## TASK INSTRUCTIONS
Locate all lines with the word "tongue" and copy them out.

Recorded data:
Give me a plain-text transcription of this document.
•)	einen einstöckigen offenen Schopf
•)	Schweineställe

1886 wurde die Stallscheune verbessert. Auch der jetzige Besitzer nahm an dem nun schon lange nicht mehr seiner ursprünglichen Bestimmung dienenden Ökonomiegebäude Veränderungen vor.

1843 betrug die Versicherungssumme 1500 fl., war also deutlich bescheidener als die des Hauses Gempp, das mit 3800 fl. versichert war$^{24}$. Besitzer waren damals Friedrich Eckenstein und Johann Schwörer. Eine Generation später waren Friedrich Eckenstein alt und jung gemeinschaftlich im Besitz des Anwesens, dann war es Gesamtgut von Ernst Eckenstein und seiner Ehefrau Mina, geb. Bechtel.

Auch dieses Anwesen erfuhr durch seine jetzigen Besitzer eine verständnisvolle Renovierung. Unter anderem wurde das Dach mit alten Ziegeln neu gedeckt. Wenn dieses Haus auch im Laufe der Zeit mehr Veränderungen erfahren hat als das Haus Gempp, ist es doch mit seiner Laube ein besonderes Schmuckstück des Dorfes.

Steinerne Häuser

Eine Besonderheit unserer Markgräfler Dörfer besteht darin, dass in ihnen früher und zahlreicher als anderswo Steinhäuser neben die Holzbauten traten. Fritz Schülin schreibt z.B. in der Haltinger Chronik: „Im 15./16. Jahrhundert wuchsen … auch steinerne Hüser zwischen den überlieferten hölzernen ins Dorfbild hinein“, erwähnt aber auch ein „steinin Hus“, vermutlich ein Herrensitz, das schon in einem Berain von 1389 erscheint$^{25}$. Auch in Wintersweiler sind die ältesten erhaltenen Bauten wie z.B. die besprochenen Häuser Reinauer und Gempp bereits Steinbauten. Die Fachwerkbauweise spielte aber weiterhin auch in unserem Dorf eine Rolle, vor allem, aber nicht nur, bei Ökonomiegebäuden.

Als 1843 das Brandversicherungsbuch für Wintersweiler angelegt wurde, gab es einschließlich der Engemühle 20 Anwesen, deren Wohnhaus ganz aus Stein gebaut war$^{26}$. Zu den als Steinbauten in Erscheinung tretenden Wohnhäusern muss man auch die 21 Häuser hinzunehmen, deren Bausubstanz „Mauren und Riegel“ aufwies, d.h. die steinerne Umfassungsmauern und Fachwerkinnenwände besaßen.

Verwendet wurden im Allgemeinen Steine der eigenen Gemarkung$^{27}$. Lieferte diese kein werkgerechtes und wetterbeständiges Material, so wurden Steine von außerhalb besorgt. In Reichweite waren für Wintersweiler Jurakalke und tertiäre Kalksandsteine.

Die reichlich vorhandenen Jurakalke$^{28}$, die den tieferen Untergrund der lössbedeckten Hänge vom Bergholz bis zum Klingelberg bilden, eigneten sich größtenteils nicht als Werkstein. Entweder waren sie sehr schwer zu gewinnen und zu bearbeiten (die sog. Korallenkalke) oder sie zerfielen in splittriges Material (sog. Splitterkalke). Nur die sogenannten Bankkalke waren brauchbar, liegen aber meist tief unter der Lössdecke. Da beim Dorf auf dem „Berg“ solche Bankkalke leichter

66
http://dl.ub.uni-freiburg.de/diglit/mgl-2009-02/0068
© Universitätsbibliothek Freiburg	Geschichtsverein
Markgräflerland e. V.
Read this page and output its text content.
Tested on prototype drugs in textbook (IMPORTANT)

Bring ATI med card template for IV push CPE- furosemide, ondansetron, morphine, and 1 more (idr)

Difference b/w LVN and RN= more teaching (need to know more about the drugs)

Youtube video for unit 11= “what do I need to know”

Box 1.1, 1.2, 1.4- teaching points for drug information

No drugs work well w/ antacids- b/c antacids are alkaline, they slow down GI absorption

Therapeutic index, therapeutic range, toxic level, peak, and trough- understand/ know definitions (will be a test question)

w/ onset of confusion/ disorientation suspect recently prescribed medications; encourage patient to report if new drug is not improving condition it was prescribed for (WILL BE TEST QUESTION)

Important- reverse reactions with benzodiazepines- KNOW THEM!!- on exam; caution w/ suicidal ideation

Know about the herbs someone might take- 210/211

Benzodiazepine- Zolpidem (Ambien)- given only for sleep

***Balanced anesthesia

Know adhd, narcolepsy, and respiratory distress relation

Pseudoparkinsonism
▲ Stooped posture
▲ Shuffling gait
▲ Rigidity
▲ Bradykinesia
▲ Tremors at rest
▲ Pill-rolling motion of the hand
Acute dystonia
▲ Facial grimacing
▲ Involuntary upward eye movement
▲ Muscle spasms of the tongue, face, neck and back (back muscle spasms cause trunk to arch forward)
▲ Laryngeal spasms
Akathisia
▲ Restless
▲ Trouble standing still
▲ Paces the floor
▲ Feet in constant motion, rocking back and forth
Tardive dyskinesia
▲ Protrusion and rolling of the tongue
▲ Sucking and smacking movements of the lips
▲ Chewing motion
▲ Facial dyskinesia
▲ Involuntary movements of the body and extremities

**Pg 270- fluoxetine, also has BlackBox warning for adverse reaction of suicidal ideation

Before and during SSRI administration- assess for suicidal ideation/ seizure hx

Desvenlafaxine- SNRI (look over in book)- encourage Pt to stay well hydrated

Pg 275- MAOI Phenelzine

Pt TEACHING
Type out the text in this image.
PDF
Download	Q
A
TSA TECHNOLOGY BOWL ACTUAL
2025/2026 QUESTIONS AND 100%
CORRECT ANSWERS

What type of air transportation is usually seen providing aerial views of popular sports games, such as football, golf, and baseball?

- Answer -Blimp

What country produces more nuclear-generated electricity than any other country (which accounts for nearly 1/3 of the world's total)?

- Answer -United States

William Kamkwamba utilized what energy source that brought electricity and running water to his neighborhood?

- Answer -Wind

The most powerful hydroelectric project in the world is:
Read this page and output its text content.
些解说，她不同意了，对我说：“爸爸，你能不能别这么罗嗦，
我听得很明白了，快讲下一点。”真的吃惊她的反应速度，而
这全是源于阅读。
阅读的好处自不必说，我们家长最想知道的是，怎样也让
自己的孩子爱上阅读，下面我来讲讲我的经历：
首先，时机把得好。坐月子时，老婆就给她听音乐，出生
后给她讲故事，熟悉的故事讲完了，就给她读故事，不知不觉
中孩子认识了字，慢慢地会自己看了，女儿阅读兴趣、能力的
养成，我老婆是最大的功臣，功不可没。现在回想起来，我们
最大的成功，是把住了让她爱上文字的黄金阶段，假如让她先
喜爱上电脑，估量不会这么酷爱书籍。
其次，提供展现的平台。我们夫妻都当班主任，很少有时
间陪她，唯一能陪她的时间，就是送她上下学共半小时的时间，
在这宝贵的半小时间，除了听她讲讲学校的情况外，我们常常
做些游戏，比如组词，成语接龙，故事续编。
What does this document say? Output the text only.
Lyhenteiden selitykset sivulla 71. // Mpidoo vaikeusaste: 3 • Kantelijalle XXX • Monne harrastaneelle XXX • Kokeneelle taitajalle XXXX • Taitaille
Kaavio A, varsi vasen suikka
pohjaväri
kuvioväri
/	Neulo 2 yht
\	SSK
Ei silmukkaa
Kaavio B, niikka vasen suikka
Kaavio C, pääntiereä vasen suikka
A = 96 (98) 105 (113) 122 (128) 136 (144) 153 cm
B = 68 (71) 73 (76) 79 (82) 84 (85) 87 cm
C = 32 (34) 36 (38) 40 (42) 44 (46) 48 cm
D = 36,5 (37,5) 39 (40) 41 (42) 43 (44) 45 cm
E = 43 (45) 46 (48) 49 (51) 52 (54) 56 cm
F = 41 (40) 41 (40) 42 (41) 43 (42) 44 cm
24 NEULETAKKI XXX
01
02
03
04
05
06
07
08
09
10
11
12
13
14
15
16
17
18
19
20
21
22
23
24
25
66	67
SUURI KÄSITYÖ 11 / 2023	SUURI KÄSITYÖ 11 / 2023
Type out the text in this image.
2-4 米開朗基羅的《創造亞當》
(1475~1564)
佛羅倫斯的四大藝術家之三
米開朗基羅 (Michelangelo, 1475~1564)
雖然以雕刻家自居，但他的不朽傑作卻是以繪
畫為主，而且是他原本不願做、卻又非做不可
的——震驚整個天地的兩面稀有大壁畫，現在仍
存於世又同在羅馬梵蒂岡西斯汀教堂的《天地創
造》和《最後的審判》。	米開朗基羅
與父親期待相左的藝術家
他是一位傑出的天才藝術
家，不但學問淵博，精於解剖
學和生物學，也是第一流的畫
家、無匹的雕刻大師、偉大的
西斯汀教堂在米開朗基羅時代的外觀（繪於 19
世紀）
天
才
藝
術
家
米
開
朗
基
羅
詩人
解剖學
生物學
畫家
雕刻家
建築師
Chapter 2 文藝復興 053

## TASK RESPONSE
▲ Muscle spasms of the tongue, face, neck and back (back muscle spasms cause trunk to arch forward)
▲ Protrusion and rolling of the tongue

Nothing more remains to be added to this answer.